▶ **THE EXERCISE**
Below is a listing; write it out exactly and drop any images from it.
○ ○ ○ ○ ○
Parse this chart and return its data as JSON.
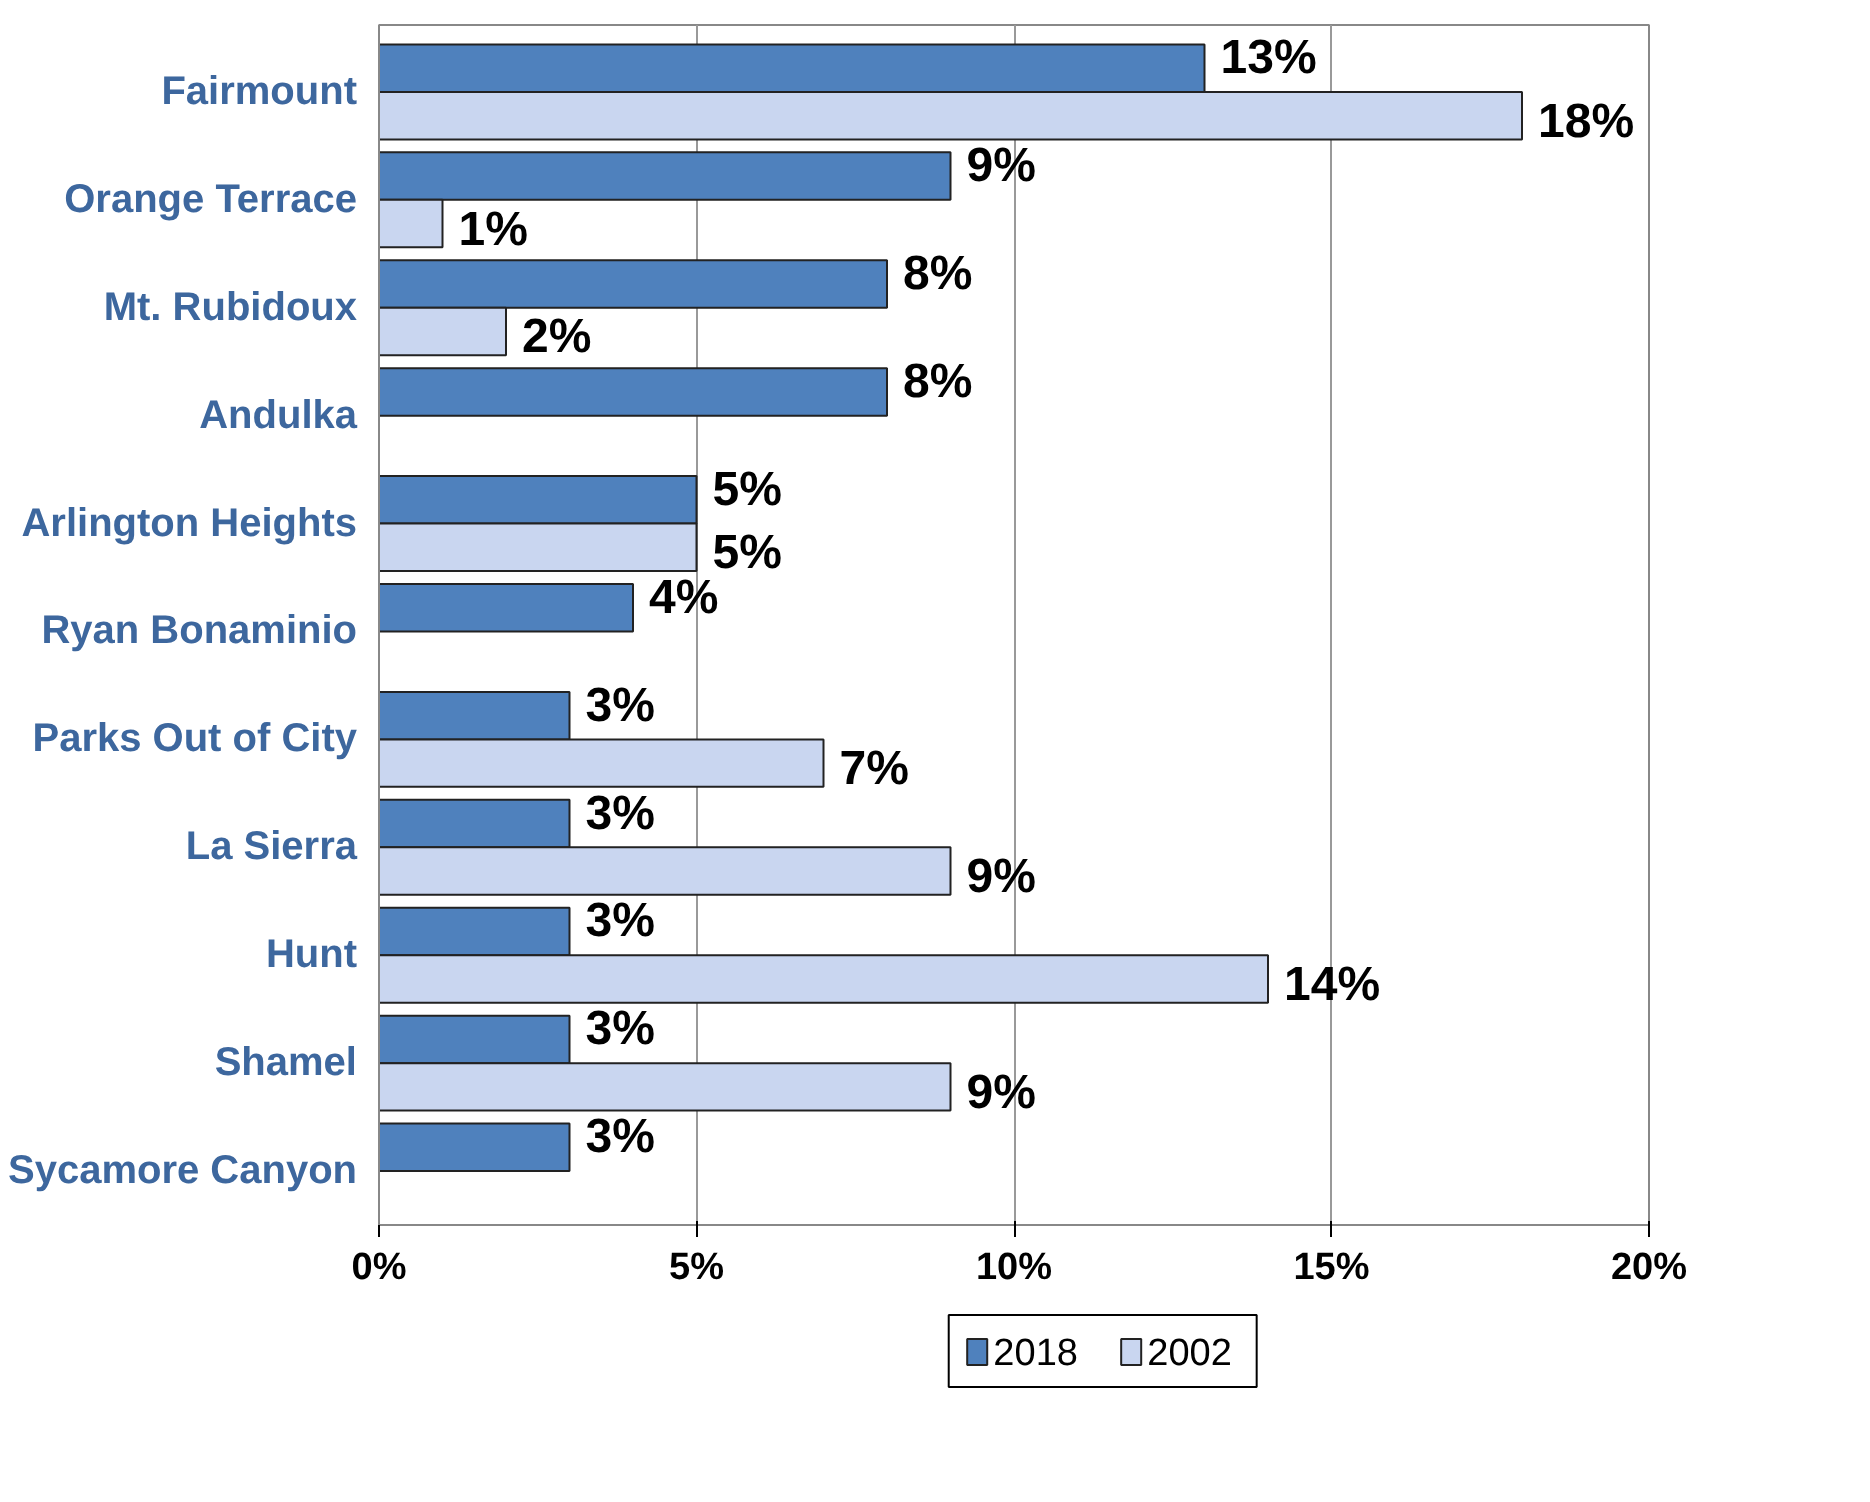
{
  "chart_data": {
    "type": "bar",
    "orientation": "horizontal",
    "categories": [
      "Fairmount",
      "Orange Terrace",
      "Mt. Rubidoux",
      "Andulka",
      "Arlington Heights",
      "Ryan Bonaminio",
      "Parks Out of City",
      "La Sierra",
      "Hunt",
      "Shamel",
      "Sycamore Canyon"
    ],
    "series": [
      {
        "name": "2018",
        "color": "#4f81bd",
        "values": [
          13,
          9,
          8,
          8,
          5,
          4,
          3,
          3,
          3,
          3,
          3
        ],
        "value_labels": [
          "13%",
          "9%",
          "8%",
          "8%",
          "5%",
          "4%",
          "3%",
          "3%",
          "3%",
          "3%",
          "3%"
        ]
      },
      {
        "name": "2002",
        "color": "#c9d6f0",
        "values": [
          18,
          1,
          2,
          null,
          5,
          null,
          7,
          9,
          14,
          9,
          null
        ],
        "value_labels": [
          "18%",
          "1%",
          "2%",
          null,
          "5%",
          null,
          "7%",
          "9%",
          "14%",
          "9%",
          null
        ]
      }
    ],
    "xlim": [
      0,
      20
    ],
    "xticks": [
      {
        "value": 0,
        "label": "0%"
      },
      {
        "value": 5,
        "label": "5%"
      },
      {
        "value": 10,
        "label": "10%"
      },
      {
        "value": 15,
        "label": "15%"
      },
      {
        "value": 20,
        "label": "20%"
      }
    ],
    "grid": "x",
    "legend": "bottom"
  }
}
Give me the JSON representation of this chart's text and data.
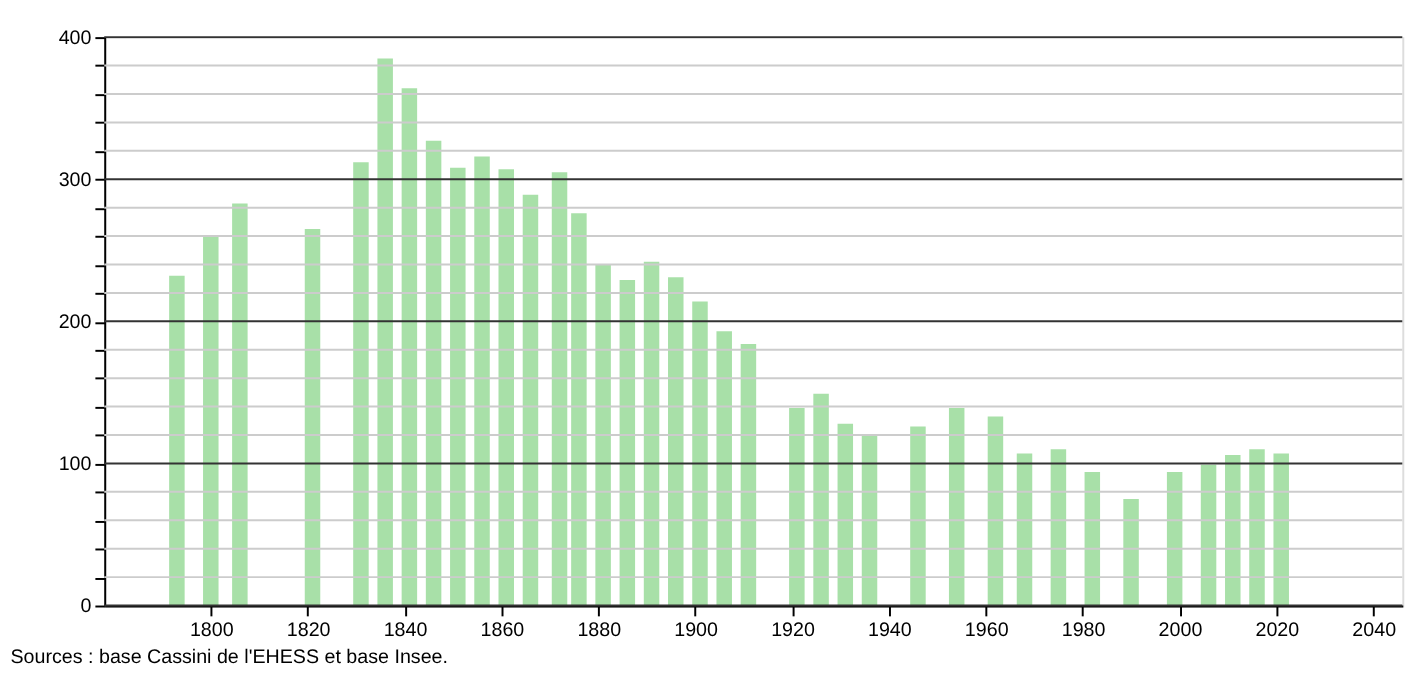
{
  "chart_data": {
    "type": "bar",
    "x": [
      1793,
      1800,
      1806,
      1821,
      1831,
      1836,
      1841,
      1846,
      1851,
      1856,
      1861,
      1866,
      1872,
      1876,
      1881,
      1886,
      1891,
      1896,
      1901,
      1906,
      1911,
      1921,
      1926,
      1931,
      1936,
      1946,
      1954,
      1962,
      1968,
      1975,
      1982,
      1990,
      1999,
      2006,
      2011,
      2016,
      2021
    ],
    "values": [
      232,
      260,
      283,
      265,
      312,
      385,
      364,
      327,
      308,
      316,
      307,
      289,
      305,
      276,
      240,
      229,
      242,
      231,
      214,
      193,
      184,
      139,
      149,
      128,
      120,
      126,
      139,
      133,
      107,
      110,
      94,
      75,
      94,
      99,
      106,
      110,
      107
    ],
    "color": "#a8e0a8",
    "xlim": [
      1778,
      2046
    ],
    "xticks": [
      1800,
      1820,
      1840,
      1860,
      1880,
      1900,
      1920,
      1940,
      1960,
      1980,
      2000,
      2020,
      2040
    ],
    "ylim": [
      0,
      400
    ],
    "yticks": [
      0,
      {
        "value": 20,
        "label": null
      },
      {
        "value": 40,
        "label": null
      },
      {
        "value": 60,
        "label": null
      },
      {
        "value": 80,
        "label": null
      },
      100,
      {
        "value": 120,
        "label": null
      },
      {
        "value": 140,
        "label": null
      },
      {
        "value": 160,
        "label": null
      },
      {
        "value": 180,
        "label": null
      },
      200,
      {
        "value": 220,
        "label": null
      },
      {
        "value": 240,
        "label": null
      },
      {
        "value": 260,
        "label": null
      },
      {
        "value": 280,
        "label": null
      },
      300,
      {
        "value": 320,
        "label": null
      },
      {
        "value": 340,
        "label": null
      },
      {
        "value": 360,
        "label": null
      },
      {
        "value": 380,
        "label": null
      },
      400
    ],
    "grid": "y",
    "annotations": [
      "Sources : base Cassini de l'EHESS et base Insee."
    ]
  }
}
○ ○ ○ ○ ○
▶ **SOLUTION TO THIS EXERCISE**
Parse this chart and return its data as JSON.
{
  "chart_data": {
    "type": "bar",
    "orientation": "horizontal",
    "categories": [
      "Fairmount",
      "Orange Terrace",
      "Mt. Rubidoux",
      "Andulka",
      "Arlington Heights",
      "Ryan Bonaminio",
      "Parks Out of City",
      "La Sierra",
      "Hunt",
      "Shamel",
      "Sycamore Canyon"
    ],
    "series": [
      {
        "name": "2018",
        "color": "#4f81bd",
        "values": [
          13,
          9,
          8,
          8,
          5,
          4,
          3,
          3,
          3,
          3,
          3
        ],
        "value_labels": [
          "13%",
          "9%",
          "8%",
          "8%",
          "5%",
          "4%",
          "3%",
          "3%",
          "3%",
          "3%",
          "3%"
        ]
      },
      {
        "name": "2002",
        "color": "#c9d6f0",
        "values": [
          18,
          1,
          2,
          null,
          5,
          null,
          7,
          9,
          14,
          9,
          null
        ],
        "value_labels": [
          "18%",
          "1%",
          "2%",
          null,
          "5%",
          null,
          "7%",
          "9%",
          "14%",
          "9%",
          null
        ]
      }
    ],
    "xlim": [
      0,
      20
    ],
    "xticks": [
      {
        "value": 0,
        "label": "0%"
      },
      {
        "value": 5,
        "label": "5%"
      },
      {
        "value": 10,
        "label": "10%"
      },
      {
        "value": 15,
        "label": "15%"
      },
      {
        "value": 20,
        "label": "20%"
      }
    ],
    "grid": "x",
    "legend": "bottom"
  }
}
Give me the JSON representation of this chart's text and data.
{
  "chart_data": {
    "type": "bar",
    "x": [
      1793,
      1800,
      1806,
      1821,
      1831,
      1836,
      1841,
      1846,
      1851,
      1856,
      1861,
      1866,
      1872,
      1876,
      1881,
      1886,
      1891,
      1896,
      1901,
      1906,
      1911,
      1921,
      1926,
      1931,
      1936,
      1946,
      1954,
      1962,
      1968,
      1975,
      1982,
      1990,
      1999,
      2006,
      2011,
      2016,
      2021
    ],
    "values": [
      232,
      260,
      283,
      265,
      312,
      385,
      364,
      327,
      308,
      316,
      307,
      289,
      305,
      276,
      240,
      229,
      242,
      231,
      214,
      193,
      184,
      139,
      149,
      128,
      120,
      126,
      139,
      133,
      107,
      110,
      94,
      75,
      94,
      99,
      106,
      110,
      107
    ],
    "color": "#a8e0a8",
    "xlim": [
      1778,
      2046
    ],
    "xticks": [
      1800,
      1820,
      1840,
      1860,
      1880,
      1900,
      1920,
      1940,
      1960,
      1980,
      2000,
      2020,
      2040
    ],
    "ylim": [
      0,
      400
    ],
    "yticks": [
      0,
      {
        "value": 20,
        "label": null
      },
      {
        "value": 40,
        "label": null
      },
      {
        "value": 60,
        "label": null
      },
      {
        "value": 80,
        "label": null
      },
      100,
      {
        "value": 120,
        "label": null
      },
      {
        "value": 140,
        "label": null
      },
      {
        "value": 160,
        "label": null
      },
      {
        "value": 180,
        "label": null
      },
      200,
      {
        "value": 220,
        "label": null
      },
      {
        "value": 240,
        "label": null
      },
      {
        "value": 260,
        "label": null
      },
      {
        "value": 280,
        "label": null
      },
      300,
      {
        "value": 320,
        "label": null
      },
      {
        "value": 340,
        "label": null
      },
      {
        "value": 360,
        "label": null
      },
      {
        "value": 380,
        "label": null
      },
      400
    ],
    "grid": "y",
    "annotations": [
      "Sources : base Cassini de l'EHESS et base Insee."
    ]
  }
}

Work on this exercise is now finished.